(Stored data)
# # # # #

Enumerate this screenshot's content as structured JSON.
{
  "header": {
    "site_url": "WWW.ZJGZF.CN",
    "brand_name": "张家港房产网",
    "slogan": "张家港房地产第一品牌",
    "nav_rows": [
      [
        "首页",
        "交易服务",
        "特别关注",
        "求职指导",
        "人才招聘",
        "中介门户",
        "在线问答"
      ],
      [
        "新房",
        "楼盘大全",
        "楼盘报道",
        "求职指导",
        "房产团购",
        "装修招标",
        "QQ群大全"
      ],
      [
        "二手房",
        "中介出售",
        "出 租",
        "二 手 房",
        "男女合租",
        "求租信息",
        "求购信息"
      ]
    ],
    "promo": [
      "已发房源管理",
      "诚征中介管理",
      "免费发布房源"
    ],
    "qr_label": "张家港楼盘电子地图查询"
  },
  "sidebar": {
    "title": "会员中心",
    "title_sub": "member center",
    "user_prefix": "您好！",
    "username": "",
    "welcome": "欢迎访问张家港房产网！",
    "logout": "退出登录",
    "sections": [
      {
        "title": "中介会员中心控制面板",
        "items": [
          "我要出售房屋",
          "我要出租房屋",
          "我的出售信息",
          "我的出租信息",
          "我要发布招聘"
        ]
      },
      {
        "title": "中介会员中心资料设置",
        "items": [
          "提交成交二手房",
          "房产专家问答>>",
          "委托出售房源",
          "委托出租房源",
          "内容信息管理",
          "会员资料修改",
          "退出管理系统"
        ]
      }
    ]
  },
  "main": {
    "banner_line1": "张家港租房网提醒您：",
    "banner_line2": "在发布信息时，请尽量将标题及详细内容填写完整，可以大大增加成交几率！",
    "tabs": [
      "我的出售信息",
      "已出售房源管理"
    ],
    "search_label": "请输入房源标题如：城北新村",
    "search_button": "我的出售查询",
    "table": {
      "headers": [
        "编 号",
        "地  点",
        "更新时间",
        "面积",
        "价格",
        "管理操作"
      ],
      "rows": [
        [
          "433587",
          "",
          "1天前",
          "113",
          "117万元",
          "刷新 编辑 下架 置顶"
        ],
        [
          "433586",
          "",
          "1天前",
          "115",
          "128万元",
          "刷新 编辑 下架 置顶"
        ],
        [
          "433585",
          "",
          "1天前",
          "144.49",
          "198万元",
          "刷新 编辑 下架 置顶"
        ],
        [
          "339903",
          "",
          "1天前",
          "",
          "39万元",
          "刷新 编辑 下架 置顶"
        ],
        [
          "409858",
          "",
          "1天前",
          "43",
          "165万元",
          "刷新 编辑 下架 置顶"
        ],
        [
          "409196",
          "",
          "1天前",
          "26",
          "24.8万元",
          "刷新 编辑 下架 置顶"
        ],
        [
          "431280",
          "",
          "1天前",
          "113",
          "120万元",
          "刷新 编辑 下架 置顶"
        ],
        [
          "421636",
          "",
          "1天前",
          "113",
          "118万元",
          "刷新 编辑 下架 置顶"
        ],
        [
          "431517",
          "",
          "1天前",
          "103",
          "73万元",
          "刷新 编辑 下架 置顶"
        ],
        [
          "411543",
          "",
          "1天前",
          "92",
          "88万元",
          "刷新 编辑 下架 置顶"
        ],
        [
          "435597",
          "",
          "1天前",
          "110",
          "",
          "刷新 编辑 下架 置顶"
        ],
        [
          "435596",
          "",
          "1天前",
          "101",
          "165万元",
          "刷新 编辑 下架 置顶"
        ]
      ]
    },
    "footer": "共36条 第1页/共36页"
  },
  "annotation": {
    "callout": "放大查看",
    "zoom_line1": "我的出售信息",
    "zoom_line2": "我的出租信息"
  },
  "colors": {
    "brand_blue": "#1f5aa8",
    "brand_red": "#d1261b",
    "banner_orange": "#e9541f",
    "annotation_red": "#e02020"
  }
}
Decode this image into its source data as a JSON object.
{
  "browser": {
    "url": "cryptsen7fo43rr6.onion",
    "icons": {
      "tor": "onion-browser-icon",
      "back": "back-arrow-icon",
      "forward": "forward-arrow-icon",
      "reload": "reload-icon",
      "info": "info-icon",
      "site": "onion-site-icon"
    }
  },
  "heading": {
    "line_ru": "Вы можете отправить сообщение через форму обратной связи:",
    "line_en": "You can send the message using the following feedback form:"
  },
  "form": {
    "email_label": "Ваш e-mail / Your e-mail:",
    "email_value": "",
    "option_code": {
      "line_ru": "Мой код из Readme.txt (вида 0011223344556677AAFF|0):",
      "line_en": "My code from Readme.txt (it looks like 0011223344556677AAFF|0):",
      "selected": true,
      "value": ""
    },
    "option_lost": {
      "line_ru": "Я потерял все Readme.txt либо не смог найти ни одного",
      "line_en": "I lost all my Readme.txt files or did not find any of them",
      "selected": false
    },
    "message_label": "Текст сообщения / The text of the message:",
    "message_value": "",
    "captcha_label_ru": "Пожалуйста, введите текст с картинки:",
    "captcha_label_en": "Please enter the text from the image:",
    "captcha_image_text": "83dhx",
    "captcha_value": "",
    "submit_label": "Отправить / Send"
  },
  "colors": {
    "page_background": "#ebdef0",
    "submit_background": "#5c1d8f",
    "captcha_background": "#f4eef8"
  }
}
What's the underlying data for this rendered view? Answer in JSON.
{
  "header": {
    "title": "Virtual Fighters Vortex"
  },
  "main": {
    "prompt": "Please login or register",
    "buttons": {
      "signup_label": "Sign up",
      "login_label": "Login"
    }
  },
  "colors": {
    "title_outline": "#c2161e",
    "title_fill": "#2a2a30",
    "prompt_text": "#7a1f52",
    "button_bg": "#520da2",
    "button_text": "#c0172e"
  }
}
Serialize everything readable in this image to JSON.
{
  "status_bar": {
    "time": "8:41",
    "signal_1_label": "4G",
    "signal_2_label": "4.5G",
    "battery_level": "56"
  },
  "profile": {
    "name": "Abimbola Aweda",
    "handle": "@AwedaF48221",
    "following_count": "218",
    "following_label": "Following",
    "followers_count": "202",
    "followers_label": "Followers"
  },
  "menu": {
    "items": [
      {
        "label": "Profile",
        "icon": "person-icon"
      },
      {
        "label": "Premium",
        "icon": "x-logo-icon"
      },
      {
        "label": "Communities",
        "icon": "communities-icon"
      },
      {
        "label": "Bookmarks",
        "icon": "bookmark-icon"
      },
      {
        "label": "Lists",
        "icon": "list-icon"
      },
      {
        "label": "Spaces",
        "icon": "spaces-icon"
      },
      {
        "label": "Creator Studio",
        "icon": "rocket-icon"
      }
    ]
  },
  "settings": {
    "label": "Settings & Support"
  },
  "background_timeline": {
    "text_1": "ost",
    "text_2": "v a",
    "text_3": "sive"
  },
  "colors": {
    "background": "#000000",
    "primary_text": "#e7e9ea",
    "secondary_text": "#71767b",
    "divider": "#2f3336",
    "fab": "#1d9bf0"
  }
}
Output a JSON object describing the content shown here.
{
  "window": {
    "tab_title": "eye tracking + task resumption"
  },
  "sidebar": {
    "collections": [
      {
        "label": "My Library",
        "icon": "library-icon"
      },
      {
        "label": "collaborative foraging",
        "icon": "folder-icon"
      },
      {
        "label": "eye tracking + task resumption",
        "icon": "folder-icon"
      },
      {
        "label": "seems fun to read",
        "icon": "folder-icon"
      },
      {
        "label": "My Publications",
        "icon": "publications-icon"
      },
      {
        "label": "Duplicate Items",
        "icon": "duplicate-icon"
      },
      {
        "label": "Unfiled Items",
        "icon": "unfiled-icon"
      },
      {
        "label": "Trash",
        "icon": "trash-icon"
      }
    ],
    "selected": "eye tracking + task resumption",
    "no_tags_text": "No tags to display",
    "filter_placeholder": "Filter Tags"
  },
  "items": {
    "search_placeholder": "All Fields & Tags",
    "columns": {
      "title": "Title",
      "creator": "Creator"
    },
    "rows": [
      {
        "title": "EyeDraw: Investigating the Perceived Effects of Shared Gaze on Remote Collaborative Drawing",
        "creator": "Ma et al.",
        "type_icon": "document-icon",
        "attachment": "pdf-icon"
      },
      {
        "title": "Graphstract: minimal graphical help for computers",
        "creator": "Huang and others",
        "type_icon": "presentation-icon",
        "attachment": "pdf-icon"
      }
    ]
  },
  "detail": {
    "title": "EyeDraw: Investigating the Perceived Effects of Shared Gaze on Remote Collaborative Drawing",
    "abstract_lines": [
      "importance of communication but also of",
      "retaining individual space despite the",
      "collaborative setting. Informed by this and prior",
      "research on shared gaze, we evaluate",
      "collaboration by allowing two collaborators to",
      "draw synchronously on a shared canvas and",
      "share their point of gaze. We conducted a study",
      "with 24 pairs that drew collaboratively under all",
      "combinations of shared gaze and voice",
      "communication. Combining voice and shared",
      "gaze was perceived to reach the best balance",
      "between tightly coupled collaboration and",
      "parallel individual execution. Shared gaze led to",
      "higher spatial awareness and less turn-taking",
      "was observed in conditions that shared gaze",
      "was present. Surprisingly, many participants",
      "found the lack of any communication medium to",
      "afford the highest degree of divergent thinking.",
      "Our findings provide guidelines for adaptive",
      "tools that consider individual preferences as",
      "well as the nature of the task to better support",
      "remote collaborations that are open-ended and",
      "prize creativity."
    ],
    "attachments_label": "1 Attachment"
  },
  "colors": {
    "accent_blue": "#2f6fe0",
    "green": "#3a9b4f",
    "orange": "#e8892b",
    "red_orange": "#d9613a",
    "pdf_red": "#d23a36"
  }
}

# # # # #

▸ **Work instructions**:
Some lines of the data may hold the word "object". Say how many do, with nothing else.

▸ **Written answer**:
2